## AIM
From the entries that follow, list every line in which the string "Discharge" appears.

Figure record listings:
-- START --
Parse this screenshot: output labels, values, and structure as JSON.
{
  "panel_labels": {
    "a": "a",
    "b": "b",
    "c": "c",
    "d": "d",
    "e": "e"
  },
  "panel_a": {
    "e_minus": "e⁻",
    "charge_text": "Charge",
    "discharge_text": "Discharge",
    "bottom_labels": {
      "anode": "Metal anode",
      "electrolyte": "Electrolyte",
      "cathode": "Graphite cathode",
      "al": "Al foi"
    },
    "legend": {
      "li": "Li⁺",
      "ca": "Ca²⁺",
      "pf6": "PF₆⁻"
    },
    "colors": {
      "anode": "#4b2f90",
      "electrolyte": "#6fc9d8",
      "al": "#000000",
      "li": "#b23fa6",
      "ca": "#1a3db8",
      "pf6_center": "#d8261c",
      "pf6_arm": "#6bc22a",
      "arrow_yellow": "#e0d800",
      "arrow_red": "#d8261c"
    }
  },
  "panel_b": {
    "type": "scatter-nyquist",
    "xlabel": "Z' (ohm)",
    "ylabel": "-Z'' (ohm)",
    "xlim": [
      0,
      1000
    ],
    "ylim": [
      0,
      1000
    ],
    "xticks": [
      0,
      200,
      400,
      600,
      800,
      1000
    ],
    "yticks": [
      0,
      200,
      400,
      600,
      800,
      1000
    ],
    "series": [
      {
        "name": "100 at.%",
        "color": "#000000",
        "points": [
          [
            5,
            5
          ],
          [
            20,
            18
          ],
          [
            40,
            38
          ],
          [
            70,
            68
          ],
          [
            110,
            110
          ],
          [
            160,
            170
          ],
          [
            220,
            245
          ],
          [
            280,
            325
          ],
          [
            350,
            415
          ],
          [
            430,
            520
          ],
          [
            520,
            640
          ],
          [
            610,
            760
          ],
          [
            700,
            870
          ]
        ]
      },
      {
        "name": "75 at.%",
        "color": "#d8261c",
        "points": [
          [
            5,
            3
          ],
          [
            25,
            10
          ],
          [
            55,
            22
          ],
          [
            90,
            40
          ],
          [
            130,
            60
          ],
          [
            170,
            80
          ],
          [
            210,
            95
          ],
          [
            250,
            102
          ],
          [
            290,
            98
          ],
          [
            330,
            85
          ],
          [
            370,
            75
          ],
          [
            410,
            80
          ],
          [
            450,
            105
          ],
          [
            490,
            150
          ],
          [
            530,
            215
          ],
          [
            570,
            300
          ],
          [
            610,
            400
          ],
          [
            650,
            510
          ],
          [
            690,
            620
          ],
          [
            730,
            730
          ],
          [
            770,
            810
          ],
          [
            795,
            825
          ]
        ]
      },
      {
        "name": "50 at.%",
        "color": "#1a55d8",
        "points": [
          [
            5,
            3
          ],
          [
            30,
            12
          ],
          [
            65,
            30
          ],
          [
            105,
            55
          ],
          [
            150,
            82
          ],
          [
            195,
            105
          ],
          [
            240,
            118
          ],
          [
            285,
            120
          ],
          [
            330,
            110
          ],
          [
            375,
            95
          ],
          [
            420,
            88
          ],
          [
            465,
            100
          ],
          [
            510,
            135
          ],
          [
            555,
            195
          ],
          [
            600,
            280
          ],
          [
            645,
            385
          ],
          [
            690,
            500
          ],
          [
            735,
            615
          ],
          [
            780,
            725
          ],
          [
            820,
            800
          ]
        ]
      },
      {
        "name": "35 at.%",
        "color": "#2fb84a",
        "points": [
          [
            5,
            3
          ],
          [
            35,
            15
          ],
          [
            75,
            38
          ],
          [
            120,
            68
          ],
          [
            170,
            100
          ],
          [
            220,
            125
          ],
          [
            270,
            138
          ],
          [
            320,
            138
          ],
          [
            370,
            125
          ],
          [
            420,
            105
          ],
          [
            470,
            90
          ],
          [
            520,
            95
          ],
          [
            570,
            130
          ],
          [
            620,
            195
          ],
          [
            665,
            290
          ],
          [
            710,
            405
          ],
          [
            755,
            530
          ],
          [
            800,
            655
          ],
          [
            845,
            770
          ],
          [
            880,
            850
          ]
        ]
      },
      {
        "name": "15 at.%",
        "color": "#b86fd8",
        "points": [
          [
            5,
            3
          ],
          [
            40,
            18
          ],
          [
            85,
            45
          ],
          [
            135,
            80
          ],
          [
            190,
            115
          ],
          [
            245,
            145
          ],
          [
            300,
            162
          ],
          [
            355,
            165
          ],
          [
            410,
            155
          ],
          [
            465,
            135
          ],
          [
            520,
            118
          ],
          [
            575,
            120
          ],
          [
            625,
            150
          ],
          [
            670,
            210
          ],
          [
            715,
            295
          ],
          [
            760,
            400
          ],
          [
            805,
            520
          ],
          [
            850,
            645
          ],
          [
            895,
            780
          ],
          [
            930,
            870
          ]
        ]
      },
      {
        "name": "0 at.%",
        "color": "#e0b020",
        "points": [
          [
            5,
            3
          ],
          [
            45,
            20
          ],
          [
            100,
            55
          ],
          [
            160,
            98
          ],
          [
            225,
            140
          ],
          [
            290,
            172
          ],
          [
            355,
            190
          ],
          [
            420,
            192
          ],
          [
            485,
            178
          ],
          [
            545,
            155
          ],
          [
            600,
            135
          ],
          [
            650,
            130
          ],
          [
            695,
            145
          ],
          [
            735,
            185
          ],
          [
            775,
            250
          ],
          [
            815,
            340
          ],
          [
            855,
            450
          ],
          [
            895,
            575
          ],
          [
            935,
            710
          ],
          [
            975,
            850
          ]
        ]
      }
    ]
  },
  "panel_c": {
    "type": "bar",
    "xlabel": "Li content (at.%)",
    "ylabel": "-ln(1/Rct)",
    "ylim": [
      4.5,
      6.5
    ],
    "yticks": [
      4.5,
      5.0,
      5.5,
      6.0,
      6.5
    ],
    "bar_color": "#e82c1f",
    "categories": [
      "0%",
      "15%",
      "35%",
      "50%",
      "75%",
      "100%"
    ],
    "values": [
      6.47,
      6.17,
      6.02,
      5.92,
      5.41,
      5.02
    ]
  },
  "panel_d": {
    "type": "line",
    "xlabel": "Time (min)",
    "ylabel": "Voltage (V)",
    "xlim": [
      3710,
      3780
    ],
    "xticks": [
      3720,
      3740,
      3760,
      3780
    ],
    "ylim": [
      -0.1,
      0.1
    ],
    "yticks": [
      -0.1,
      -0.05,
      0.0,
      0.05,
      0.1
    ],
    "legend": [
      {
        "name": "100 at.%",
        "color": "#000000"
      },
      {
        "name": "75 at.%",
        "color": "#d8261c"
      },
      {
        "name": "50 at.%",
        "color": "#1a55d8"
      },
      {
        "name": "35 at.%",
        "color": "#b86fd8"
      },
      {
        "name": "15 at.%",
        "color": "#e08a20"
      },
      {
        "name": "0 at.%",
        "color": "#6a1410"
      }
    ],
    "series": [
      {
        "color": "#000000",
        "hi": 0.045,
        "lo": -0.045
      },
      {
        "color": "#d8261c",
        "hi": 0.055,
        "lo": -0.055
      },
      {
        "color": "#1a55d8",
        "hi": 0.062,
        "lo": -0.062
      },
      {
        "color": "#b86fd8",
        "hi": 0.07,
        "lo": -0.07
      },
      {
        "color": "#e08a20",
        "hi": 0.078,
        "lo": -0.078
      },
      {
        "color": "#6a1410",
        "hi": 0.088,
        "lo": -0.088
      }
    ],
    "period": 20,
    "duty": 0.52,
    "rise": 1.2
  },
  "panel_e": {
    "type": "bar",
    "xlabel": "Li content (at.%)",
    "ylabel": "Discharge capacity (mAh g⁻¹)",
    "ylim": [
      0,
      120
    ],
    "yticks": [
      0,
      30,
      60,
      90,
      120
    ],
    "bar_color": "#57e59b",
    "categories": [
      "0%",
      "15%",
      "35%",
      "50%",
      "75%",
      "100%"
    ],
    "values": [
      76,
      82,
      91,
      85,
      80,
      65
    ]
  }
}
-- END --
## OUTPUT OF THE TASK
    "discharge_text": "Discharge",
    "ylabel": "Discharge capacity (mAh g⁻¹)",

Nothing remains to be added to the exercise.